**What this exercise asks:**
• A. According to the stator rewire thread, why does the poster plan to rewind the burned stator after already ordering a new one from the manufacturer?
• B. Answer these questions from the stator rewire thread:
(i) How many turns of wire were wrapped on each pole?
(ii) What voltage did phase 3 produce?
(iii) With what material are some industrial transformers potted?
• C. For each statement, say whether it agrees with the stator rewire thread. Answer yes or no, and quote the deciding words.
(i) The stator failed after 13,000 miles.
(ii) The local motor rewind shop would be willing to rewind this stator.
(iii) The wire removed from the stator measured 36 feet.
**** Page text
# Motorcycle stator rewire job



## n4zou (Jun 29, 2011)

This is not a model engine stator (unless you ride a Harley) that went bad on me after 13,000 miles.





All the information I need for rewinding it is noted because this project may take a while to complete. I ordered a new Stator from the manufacturer through the dealer I purchased it from. Considering the quality of the made in China burned up stator I'm sure I'll be replacing it in about another 13,000 miles. I'll have a quality stator ready to go when that happens. A visual inspection shows a burned up coil and another in the process of burning up.




This is a 3 phase stator so when reading output voltage you must check across each of the 3 lines and note the voltage produced. In this case phase 1 reading was 30 volts, Phase 2 was 5 volts, and phase 3 was 21 volts. All the coils on phase 1 looked fine and had the correct voltage according to the manual. Phase 2 is obviously bad. The coil in the process of burning up was having an effect on the voltage output on phase 2.
As I was removing the wire I noted how many turns of wire were wrapped on each pole which was 35 and after removing the wire measured it length which came out to 36 feet. 




During the unwinding process I carefully watched for anything that would have caused the stator to burn up. I found it. The plastic material was missing causing the coils nearest the output wires to burn up. Don't ask me why the shorted coils did not burn up! I've rewound many motors and alternators over the years and most burn up coils at the output connections. This is the reason you never rewind a single burned up pole or attempt to partially rewind any motor or alternator. 




This is the stator core all cleaned up and ready for rewinding. I'll stop by the local motor rewind shop and purchase the necessary wire and insulting material to replace the cheap plastic crap they used. I've purchased stuff from them before. As long as it's something they would not do (and they would refuse to rewind this stator) they will sell the wire and insulating material necessary to do the job.


----------



## mhh (Jun 29, 2011)

Interesting please keep posting! Looks like something that may come in handy at some time!


----------



## JorgensenSteam (Jun 29, 2011)

I am sure the vibration is not doing the insulation any good.
Some of the industrial transformers I see are potted with epoxy to make them more rugged and resistant to vibration.

Not sure if you could pot that coil or not.


----------



## Ken I (Jun 29, 2011)

Whilst the Chinese produce some good stuff - some of their cheaper winding wire enamels and quality control leave a lot to be desired.

If just one turn shorts it will generate almighty currents within the shorted loop and it will burn - obviously spreading to the next coil and so on to total failure.
********
**** Dataset rows
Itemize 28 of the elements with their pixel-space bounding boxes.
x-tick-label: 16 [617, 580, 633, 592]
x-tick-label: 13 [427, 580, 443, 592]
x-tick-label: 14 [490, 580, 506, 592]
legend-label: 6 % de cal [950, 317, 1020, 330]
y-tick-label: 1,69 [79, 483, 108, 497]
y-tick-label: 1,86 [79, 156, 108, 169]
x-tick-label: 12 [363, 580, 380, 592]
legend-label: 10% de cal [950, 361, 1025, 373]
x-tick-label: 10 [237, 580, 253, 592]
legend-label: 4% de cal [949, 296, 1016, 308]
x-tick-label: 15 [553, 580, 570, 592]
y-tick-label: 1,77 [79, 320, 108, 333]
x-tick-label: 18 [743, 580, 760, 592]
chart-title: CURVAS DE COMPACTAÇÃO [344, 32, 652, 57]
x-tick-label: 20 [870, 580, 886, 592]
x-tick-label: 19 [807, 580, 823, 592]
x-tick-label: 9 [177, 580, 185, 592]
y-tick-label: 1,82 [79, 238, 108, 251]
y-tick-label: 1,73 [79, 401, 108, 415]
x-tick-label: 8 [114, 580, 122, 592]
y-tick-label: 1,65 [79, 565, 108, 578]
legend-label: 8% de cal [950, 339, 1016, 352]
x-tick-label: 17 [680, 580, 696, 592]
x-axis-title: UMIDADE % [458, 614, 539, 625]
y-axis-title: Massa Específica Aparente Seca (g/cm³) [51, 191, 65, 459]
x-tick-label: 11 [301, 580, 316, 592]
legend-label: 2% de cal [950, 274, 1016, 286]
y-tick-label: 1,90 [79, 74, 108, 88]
********
**** Dataset rows
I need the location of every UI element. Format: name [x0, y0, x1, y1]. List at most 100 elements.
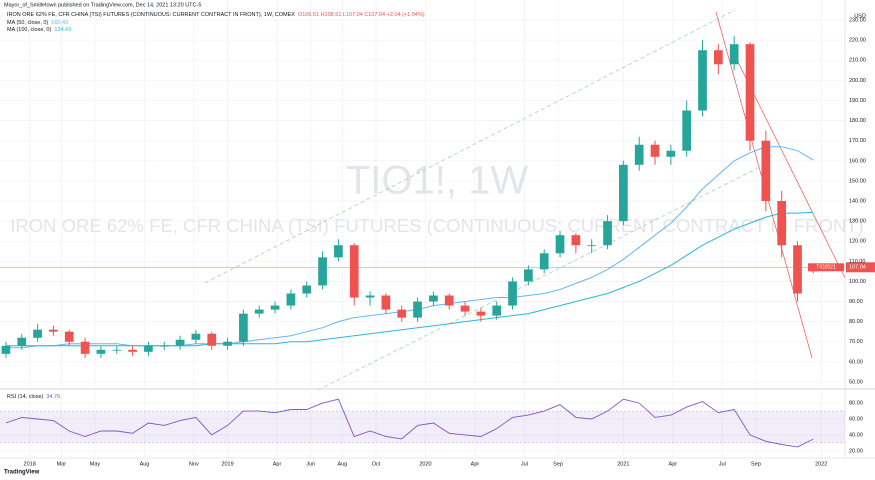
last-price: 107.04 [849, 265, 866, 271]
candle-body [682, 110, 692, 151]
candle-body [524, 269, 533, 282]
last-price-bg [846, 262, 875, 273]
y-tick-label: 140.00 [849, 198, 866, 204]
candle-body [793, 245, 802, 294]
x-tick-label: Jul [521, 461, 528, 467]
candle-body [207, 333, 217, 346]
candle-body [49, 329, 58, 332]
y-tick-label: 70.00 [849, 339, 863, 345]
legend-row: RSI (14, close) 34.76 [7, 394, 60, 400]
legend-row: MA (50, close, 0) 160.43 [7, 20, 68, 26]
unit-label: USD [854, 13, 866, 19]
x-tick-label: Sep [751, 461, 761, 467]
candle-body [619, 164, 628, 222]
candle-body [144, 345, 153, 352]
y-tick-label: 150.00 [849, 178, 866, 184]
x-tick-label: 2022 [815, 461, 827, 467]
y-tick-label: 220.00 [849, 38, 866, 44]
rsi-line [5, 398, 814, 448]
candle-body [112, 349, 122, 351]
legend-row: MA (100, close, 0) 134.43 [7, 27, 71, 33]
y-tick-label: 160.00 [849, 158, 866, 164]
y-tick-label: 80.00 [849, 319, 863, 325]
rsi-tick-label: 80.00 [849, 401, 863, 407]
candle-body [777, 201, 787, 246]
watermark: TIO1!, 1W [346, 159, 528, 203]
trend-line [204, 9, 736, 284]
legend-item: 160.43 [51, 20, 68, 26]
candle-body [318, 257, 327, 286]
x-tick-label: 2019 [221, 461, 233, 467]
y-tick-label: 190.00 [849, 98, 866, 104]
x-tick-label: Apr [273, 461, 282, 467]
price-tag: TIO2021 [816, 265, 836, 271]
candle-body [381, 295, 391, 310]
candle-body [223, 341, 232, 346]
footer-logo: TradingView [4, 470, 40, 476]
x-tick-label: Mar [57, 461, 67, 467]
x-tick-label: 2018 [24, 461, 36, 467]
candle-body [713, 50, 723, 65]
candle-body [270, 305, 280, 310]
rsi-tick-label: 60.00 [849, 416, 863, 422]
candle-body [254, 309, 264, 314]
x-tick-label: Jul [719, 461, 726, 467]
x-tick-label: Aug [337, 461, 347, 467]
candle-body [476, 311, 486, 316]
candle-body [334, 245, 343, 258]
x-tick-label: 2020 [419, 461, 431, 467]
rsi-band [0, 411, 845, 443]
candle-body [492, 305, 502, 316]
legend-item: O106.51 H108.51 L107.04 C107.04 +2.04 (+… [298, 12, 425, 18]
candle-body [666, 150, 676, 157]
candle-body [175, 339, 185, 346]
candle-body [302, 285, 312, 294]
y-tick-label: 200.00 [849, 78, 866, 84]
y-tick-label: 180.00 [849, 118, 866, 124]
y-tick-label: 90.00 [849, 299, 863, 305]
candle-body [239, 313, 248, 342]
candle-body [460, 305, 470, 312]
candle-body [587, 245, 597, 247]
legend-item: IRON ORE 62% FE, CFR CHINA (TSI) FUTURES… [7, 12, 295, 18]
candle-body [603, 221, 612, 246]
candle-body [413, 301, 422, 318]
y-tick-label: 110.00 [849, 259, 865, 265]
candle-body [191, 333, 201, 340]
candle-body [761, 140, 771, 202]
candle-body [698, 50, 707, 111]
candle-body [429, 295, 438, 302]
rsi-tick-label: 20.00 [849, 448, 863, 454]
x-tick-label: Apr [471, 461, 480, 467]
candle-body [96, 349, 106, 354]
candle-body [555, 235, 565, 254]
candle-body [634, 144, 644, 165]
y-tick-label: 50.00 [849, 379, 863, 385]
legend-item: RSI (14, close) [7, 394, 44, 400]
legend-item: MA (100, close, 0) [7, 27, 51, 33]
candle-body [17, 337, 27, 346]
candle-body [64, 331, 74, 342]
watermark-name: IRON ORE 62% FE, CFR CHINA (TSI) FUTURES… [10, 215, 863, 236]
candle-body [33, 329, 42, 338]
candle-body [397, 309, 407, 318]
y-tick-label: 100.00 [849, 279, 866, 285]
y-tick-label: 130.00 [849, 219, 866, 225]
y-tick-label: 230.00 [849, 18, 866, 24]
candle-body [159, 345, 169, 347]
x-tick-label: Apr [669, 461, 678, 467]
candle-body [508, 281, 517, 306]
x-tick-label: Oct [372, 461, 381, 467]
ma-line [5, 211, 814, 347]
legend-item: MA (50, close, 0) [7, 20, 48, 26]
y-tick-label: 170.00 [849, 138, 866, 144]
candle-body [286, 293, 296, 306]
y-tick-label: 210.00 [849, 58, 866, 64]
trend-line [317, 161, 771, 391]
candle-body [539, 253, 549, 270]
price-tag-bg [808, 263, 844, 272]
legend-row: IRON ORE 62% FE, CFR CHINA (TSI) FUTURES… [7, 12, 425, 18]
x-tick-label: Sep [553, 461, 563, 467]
********
**Final results:**
• A. Given the quality of the burned-up stator made in China, the poster expects to replace the new one in about another 13,000 miles. Rewinding the old stator gives a quality stator ready for that replacement.

• B.
(i) 35
(ii) 21 volts
(iii) Epoxy

• C.
(i) Yes: "went bad on me after 13,000 miles"
(ii) No: "they would refuse to rewind this stator"
(iii) Yes: "measured it length which came out to 36 feet"